Exercise prompt ▸
Give only the number of lines in the records that contain the word "JSON".

[Stored records]
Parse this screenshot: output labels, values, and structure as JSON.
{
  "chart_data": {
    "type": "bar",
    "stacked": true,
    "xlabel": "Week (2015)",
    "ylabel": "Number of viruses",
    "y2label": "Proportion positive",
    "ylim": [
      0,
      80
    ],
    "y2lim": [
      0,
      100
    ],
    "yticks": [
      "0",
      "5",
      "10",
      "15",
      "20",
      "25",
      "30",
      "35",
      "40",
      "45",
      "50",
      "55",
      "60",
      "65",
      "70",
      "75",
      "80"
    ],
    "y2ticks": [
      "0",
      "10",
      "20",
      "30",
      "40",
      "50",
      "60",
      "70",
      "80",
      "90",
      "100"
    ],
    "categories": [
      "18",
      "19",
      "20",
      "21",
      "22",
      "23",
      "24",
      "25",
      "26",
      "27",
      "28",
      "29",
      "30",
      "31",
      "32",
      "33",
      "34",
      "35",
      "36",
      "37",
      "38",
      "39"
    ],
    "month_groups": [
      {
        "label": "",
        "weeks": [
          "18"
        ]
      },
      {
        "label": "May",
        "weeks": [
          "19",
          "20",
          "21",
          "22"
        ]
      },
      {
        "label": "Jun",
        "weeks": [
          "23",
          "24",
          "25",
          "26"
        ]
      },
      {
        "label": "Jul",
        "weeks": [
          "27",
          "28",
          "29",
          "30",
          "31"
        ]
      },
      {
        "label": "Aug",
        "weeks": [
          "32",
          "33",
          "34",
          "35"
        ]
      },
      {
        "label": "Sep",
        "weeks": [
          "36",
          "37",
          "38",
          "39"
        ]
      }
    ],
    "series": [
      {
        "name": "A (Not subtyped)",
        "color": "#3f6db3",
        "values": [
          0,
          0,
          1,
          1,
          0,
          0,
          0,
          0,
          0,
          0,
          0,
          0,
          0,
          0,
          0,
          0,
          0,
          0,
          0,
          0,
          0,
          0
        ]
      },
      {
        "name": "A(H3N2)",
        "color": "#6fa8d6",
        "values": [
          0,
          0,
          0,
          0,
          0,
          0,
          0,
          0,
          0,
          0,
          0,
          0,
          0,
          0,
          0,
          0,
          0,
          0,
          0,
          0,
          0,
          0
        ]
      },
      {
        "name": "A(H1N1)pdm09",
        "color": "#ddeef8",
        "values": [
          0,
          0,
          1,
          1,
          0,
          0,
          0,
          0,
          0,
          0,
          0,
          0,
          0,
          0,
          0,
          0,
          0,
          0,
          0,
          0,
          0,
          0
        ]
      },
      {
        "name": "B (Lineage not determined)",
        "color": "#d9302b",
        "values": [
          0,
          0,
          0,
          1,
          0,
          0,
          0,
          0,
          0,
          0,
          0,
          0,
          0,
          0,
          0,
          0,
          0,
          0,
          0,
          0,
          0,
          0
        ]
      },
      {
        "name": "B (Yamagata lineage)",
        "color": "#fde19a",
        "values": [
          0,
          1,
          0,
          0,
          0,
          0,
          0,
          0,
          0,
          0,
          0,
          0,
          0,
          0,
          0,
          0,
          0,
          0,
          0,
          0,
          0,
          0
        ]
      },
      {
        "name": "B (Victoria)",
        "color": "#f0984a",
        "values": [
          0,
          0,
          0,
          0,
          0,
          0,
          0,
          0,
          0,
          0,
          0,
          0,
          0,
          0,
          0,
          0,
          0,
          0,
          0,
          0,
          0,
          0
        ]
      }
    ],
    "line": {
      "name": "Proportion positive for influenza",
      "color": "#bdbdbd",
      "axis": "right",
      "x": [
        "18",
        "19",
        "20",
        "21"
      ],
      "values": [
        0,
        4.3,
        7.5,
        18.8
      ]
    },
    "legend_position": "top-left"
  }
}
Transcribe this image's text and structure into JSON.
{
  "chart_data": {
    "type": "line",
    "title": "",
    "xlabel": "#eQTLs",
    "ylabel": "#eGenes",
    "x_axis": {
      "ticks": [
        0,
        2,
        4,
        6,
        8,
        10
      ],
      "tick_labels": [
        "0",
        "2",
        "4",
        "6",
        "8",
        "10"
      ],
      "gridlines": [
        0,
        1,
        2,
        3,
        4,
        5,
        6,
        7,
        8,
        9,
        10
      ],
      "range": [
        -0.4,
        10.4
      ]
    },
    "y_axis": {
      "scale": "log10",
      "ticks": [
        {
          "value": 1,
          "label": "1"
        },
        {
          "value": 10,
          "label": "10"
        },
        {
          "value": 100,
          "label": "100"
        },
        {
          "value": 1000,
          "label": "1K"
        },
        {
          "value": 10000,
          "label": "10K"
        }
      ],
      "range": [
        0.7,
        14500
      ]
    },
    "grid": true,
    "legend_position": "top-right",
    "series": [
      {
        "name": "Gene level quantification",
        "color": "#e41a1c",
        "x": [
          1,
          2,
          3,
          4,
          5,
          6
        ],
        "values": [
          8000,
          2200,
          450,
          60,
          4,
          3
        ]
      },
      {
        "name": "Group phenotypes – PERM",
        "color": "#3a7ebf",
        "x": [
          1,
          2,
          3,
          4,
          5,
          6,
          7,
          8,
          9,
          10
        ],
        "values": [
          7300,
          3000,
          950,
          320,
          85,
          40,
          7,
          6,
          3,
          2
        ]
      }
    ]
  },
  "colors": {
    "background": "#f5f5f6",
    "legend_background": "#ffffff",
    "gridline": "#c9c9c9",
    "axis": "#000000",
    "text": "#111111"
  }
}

Written response ▸
2